*THE INPUT*.

----

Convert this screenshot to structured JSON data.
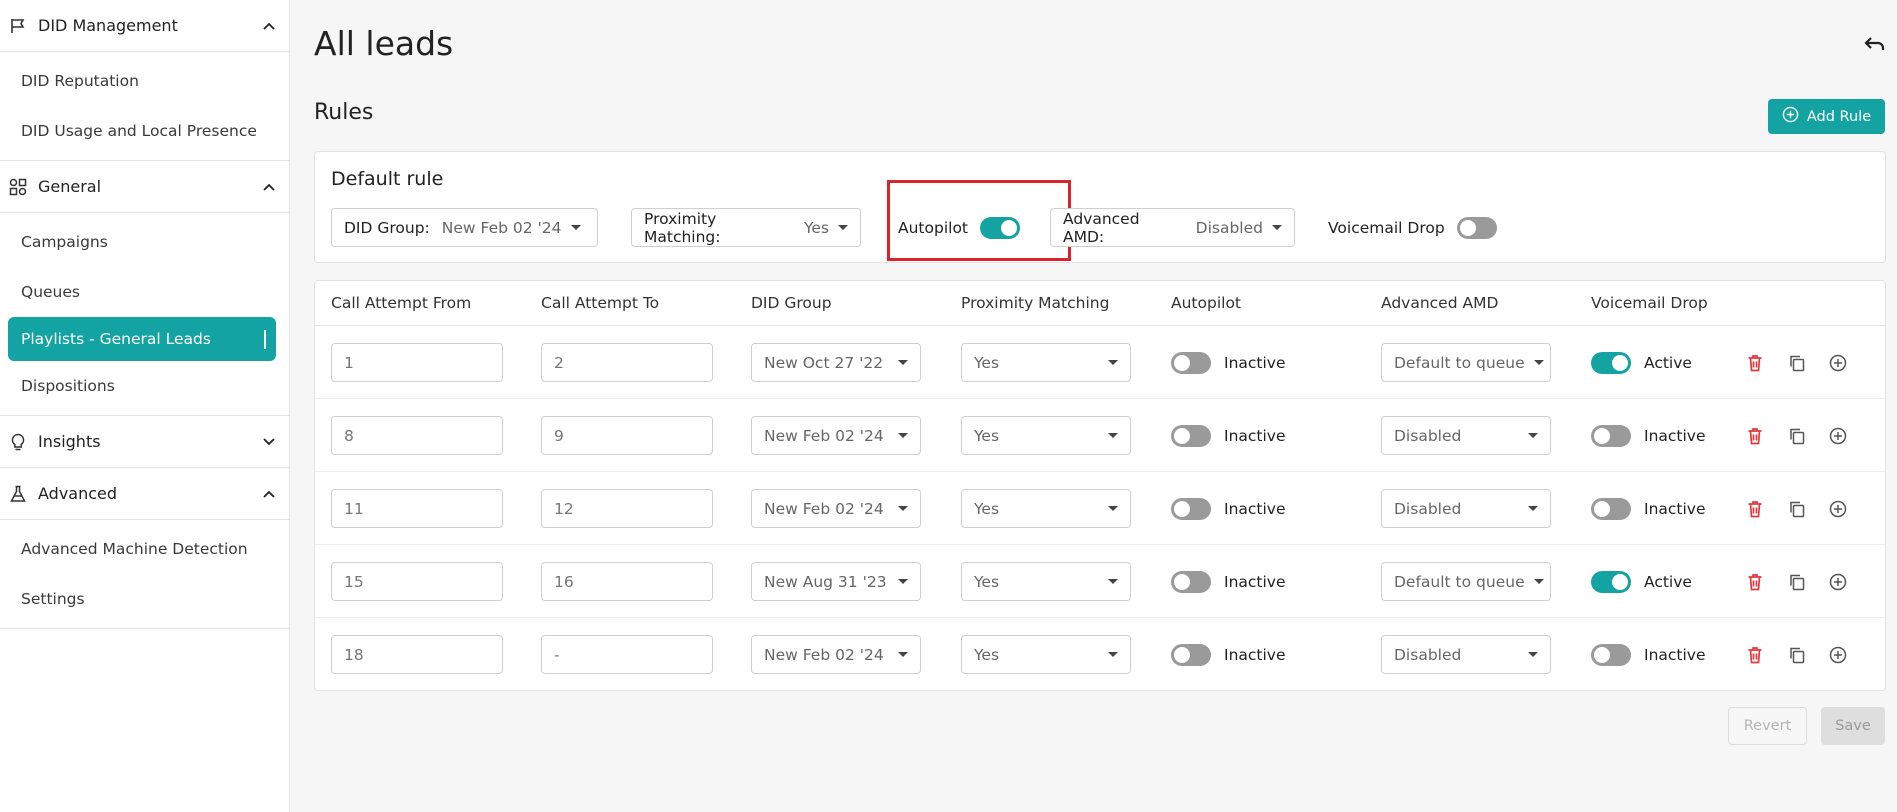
{
  "sidebar": {
    "sections": [
      {
        "label": "DID Management",
        "icon": "flag-icon",
        "expanded": true,
        "items": [
          "DID Reputation",
          "DID Usage and Local Presence"
        ]
      },
      {
        "label": "General",
        "icon": "shapes-icon",
        "expanded": true,
        "items": [
          "Campaigns",
          "Queues",
          "Playlists - General Leads",
          "Dispositions"
        ],
        "active_item": "Playlists - General Leads"
      },
      {
        "label": "Insights",
        "icon": "lightbulb-icon",
        "expanded": false,
        "items": []
      },
      {
        "label": "Advanced",
        "icon": "flask-icon",
        "expanded": true,
        "items": [
          "Advanced Machine Detection",
          "Settings"
        ]
      }
    ]
  },
  "page": {
    "title": "All leads",
    "undo_icon": "undo-icon"
  },
  "rules": {
    "title": "Rules",
    "add_label": "Add Rule",
    "default": {
      "title": "Default rule",
      "did_group_label": "DID Group:",
      "did_group_value": "New Feb 02 '24",
      "proximity_label": "Proximity Matching:",
      "proximity_value": "Yes",
      "autopilot_label": "Autopilot",
      "autopilot_on": true,
      "amd_label": "Advanced AMD:",
      "amd_value": "Disabled",
      "voicemail_label": "Voicemail Drop",
      "voicemail_on": false
    },
    "columns": [
      "Call Attempt From",
      "Call Attempt To",
      "DID Group",
      "Proximity Matching",
      "Autopilot",
      "Advanced AMD",
      "Voicemail Drop"
    ],
    "rows": [
      {
        "from": "1",
        "to": "2",
        "did_group": "New Oct 27 '22",
        "proximity": "Yes",
        "autopilot": "Inactive",
        "autopilot_on": false,
        "amd": "Default to queue",
        "voicemail": "Active",
        "voicemail_on": true
      },
      {
        "from": "8",
        "to": "9",
        "did_group": "New Feb 02 '24",
        "proximity": "Yes",
        "autopilot": "Inactive",
        "autopilot_on": false,
        "amd": "Disabled",
        "voicemail": "Inactive",
        "voicemail_on": false
      },
      {
        "from": "11",
        "to": "12",
        "did_group": "New Feb 02 '24",
        "proximity": "Yes",
        "autopilot": "Inactive",
        "autopilot_on": false,
        "amd": "Disabled",
        "voicemail": "Inactive",
        "voicemail_on": false
      },
      {
        "from": "15",
        "to": "16",
        "did_group": "New Aug 31 '23",
        "proximity": "Yes",
        "autopilot": "Inactive",
        "autopilot_on": false,
        "amd": "Default to queue",
        "voicemail": "Active",
        "voicemail_on": true
      },
      {
        "from": "18",
        "to": "-",
        "did_group": "New Feb 02 '24",
        "proximity": "Yes",
        "autopilot": "Inactive",
        "autopilot_on": false,
        "amd": "Disabled",
        "voicemail": "Inactive",
        "voicemail_on": false
      }
    ],
    "row_action_icons": [
      "trash-icon",
      "copy-icon",
      "plus-circle-icon"
    ],
    "revert_label": "Revert",
    "save_label": "Save"
  },
  "colors": {
    "accent": "#13a3a3",
    "delete": "#e0393e",
    "highlight": "#d9252a",
    "toggle_off": "#9a9a9a"
  }
}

----

Leave out the pictures and transcribe everything else exactly.

Convert this screenshot to structured JSON data.
{
  "sidebar": {
    "sections": [
      {
        "label": "DID Management",
        "icon": "flag-icon",
        "expanded": true,
        "items": [
          "DID Reputation",
          "DID Usage and Local Presence"
        ]
      },
      {
        "label": "General",
        "icon": "shapes-icon",
        "expanded": true,
        "items": [
          "Campaigns",
          "Queues",
          "Playlists - General Leads",
          "Dispositions"
        ],
        "active_item": "Playlists - General Leads"
      },
      {
        "label": "Insights",
        "icon": "lightbulb-icon",
        "expanded": false,
        "items": []
      },
      {
        "label": "Advanced",
        "icon": "flask-icon",
        "expanded": true,
        "items": [
          "Advanced Machine Detection",
          "Settings"
        ]
      }
    ]
  },
  "page": {
    "title": "All leads",
    "undo_icon": "undo-icon"
  },
  "rules": {
    "title": "Rules",
    "add_label": "Add Rule",
    "default": {
      "title": "Default rule",
      "did_group_label": "DID Group:",
      "did_group_value": "New Feb 02 '24",
      "proximity_label": "Proximity Matching:",
      "proximity_value": "Yes",
      "autopilot_label": "Autopilot",
      "autopilot_on": true,
      "amd_label": "Advanced AMD:",
      "amd_value": "Disabled",
      "voicemail_label": "Voicemail Drop",
      "voicemail_on": false
    },
    "columns": [
      "Call Attempt From",
      "Call Attempt To",
      "DID Group",
      "Proximity Matching",
      "Autopilot",
      "Advanced AMD",
      "Voicemail Drop"
    ],
    "rows": [
      {
        "from": "1",
        "to": "2",
        "did_group": "New Oct 27 '22",
        "proximity": "Yes",
        "autopilot": "Inactive",
        "autopilot_on": false,
        "amd": "Default to queue",
        "voicemail": "Active",
        "voicemail_on": true
      },
      {
        "from": "8",
        "to": "9",
        "did_group": "New Feb 02 '24",
        "proximity": "Yes",
        "autopilot": "Inactive",
        "autopilot_on": false,
        "amd": "Disabled",
        "voicemail": "Inactive",
        "voicemail_on": false
      },
      {
        "from": "11",
        "to": "12",
        "did_group": "New Feb 02 '24",
        "proximity": "Yes",
        "autopilot": "Inactive",
        "autopilot_on": false,
        "amd": "Disabled",
        "voicemail": "Inactive",
        "voicemail_on": false
      },
      {
        "from": "15",
        "to": "16",
        "did_group": "New Aug 31 '23",
        "proximity": "Yes",
        "autopilot": "Inactive",
        "autopilot_on": false,
        "amd": "Default to queue",
        "voicemail": "Active",
        "voicemail_on": true
      },
      {
        "from": "18",
        "to": "-",
        "did_group": "New Feb 02 '24",
        "proximity": "Yes",
        "autopilot": "Inactive",
        "autopilot_on": false,
        "amd": "Disabled",
        "voicemail": "Inactive",
        "voicemail_on": false
      }
    ],
    "row_action_icons": [
      "trash-icon",
      "copy-icon",
      "plus-circle-icon"
    ],
    "revert_label": "Revert",
    "save_label": "Save"
  },
  "colors": {
    "accent": "#13a3a3",
    "delete": "#e0393e",
    "highlight": "#d9252a",
    "toggle_off": "#9a9a9a"
  }
}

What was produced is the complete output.